AIM => For the listing below, give the number of lines in which "this" occurs. Add nothing.
-- PROVIDED MATERIAL start --
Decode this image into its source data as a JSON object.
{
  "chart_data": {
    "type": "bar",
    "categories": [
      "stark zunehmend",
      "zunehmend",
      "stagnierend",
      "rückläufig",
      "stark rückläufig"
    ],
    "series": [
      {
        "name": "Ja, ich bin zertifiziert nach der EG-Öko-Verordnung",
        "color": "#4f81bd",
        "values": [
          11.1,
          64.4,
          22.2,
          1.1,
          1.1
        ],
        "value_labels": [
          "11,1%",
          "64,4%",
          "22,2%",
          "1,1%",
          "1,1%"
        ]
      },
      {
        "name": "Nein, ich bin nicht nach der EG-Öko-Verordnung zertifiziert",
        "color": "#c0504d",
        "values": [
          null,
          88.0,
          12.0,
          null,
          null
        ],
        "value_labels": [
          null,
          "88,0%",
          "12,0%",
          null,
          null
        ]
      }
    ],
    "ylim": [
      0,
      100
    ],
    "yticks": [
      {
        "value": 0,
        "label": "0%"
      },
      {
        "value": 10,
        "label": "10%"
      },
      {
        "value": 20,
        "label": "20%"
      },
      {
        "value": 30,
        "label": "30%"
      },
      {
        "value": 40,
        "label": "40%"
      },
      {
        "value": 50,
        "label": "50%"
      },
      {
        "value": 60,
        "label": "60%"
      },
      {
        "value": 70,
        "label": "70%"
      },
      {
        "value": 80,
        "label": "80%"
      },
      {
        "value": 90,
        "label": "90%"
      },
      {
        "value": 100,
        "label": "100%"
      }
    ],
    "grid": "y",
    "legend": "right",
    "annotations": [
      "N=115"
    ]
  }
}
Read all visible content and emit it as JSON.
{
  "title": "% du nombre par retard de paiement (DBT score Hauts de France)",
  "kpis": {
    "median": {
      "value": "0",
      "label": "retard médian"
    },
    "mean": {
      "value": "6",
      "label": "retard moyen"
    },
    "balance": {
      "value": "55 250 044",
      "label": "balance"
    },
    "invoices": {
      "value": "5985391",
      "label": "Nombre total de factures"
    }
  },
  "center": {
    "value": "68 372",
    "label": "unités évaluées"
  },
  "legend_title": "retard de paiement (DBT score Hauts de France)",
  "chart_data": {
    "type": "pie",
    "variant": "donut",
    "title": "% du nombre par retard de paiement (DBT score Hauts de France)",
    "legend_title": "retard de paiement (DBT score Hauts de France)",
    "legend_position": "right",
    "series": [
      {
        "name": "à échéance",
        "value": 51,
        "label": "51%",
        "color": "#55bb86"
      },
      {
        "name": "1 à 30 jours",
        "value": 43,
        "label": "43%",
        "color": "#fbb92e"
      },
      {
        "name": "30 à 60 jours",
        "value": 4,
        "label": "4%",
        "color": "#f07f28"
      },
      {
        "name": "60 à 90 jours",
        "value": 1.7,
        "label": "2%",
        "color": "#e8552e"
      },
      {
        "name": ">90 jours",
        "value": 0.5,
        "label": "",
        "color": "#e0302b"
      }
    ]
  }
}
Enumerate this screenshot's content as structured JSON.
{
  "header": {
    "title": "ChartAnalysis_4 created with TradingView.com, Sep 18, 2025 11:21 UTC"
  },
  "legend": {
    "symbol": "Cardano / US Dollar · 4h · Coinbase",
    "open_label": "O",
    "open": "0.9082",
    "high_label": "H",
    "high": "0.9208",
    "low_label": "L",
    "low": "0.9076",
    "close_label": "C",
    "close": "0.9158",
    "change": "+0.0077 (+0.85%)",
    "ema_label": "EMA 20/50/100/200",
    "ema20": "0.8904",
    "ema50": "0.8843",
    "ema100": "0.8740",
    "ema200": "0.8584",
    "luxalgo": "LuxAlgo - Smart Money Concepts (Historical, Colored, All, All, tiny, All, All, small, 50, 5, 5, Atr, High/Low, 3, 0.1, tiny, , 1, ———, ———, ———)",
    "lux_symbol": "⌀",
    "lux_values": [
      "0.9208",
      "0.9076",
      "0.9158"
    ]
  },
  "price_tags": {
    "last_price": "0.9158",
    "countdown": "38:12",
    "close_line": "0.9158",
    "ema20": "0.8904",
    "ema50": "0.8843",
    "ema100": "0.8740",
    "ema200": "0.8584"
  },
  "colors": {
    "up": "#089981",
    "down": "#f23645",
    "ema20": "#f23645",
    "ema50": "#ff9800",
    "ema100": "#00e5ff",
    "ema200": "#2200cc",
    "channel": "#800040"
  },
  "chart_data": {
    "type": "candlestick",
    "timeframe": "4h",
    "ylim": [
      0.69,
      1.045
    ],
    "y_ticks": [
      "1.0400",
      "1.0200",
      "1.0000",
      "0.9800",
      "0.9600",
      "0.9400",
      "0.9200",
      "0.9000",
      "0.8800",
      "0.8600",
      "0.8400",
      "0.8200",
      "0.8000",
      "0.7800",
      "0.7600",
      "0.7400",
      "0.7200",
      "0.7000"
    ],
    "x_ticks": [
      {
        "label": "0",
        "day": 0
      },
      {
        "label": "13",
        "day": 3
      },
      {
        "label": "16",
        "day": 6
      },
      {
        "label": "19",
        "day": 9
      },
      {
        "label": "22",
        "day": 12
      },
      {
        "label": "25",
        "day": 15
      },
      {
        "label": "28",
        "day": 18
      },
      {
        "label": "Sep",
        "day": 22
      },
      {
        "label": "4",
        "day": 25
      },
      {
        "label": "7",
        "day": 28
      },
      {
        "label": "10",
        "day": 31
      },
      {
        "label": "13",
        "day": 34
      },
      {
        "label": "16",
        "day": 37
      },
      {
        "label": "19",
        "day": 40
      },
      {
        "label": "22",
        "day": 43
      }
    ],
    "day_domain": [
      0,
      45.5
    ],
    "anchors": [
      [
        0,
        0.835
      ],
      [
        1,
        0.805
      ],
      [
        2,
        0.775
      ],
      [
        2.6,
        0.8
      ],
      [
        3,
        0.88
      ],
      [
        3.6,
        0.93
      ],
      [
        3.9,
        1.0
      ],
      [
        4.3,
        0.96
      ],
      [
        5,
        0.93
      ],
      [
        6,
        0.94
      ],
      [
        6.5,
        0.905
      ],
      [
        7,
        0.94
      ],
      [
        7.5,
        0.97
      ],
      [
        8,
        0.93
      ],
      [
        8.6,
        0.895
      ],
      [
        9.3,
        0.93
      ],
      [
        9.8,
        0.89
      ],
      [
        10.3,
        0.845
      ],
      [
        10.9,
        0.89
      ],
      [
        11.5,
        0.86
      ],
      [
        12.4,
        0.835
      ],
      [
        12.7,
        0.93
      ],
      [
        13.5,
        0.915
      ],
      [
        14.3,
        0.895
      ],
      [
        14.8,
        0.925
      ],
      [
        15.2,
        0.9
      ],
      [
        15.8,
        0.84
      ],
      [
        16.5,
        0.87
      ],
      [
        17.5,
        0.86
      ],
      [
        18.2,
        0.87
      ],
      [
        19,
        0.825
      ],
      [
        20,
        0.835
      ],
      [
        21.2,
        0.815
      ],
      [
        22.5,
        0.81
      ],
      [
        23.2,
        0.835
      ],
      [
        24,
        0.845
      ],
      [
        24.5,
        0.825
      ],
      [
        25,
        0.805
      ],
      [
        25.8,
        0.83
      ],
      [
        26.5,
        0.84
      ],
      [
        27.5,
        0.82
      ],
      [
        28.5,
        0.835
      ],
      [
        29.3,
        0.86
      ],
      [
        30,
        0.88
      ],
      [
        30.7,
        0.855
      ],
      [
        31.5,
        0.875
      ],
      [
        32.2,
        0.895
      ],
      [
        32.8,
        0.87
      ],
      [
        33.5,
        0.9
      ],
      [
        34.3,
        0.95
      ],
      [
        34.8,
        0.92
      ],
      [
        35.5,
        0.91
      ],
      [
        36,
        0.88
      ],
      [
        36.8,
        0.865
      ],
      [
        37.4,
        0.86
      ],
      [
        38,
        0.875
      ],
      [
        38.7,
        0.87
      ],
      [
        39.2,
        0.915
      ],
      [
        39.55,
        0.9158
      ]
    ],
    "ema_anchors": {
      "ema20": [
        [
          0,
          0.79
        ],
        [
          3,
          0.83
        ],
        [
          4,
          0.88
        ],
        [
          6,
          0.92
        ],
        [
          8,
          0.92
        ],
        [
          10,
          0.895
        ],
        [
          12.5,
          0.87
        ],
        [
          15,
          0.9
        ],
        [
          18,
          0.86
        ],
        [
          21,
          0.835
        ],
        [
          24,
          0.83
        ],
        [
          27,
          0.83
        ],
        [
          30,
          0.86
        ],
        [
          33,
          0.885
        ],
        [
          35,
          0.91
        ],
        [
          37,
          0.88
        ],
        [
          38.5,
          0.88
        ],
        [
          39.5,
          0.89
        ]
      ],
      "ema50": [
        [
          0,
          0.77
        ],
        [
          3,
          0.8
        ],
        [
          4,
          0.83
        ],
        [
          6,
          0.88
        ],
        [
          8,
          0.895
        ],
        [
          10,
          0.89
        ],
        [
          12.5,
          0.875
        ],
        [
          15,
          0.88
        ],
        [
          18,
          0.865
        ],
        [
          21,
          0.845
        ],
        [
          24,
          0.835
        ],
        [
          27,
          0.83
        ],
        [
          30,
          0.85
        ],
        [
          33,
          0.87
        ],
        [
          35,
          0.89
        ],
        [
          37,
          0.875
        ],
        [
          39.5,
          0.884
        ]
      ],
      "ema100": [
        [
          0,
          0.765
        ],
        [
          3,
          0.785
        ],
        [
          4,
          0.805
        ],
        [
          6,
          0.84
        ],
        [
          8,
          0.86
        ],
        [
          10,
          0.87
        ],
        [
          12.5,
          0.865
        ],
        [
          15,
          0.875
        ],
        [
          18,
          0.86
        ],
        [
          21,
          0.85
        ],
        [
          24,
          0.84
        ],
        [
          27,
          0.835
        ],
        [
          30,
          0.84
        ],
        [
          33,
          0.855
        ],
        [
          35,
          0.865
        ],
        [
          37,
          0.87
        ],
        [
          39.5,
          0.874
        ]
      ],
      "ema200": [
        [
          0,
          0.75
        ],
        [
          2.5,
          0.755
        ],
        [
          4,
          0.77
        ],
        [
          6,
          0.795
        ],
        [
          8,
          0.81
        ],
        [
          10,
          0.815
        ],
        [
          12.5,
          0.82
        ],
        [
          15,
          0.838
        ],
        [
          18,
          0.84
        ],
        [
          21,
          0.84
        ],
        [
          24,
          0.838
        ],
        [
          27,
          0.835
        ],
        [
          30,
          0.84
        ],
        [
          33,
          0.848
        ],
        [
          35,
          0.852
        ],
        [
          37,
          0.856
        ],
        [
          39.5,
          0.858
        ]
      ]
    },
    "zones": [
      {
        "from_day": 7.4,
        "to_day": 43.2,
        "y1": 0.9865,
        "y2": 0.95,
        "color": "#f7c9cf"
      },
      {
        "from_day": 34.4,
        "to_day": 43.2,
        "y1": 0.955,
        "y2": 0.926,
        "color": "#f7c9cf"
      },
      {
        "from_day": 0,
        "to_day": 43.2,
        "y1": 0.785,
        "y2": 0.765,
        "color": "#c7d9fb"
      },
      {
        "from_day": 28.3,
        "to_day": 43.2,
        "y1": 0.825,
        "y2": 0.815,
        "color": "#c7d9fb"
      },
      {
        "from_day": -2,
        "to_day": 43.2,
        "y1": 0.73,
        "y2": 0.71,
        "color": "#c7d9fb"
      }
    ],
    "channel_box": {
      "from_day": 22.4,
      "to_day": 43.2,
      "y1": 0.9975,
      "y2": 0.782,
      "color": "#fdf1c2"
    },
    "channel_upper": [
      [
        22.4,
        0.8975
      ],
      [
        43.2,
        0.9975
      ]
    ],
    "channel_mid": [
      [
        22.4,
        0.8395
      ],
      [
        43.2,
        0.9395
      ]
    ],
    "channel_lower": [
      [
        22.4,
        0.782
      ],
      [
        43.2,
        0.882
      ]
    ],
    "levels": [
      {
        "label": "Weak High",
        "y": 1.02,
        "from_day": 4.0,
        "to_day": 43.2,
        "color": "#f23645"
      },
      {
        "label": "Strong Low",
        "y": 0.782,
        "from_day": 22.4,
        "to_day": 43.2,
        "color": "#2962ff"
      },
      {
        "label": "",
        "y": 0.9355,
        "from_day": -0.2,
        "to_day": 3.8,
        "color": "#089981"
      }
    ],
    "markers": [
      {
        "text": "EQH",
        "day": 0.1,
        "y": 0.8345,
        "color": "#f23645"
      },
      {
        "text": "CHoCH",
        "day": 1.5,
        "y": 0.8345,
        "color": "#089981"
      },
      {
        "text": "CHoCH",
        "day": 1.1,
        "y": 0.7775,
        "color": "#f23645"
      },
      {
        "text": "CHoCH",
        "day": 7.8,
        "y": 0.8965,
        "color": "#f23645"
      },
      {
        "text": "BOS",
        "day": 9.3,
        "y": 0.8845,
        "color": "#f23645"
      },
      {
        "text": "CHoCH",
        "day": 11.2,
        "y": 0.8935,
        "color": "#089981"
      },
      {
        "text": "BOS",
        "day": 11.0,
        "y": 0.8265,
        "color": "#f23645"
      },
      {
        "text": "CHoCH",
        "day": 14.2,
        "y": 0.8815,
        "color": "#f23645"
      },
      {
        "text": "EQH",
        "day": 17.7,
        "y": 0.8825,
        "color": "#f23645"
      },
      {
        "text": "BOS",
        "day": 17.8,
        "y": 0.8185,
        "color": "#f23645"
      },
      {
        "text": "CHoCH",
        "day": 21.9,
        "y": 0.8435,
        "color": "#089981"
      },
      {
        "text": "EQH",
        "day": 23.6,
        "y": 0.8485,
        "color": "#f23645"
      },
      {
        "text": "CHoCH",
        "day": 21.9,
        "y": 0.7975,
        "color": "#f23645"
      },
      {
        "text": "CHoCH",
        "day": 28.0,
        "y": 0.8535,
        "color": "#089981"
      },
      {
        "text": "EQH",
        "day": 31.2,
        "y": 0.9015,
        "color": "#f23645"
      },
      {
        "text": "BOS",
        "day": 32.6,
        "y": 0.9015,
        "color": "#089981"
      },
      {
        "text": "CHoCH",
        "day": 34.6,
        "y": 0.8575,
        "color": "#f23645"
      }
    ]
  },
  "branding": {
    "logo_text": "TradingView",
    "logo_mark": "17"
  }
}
-- PROVIDED MATERIAL end --
ANSWER TO THE PROBLEM => 2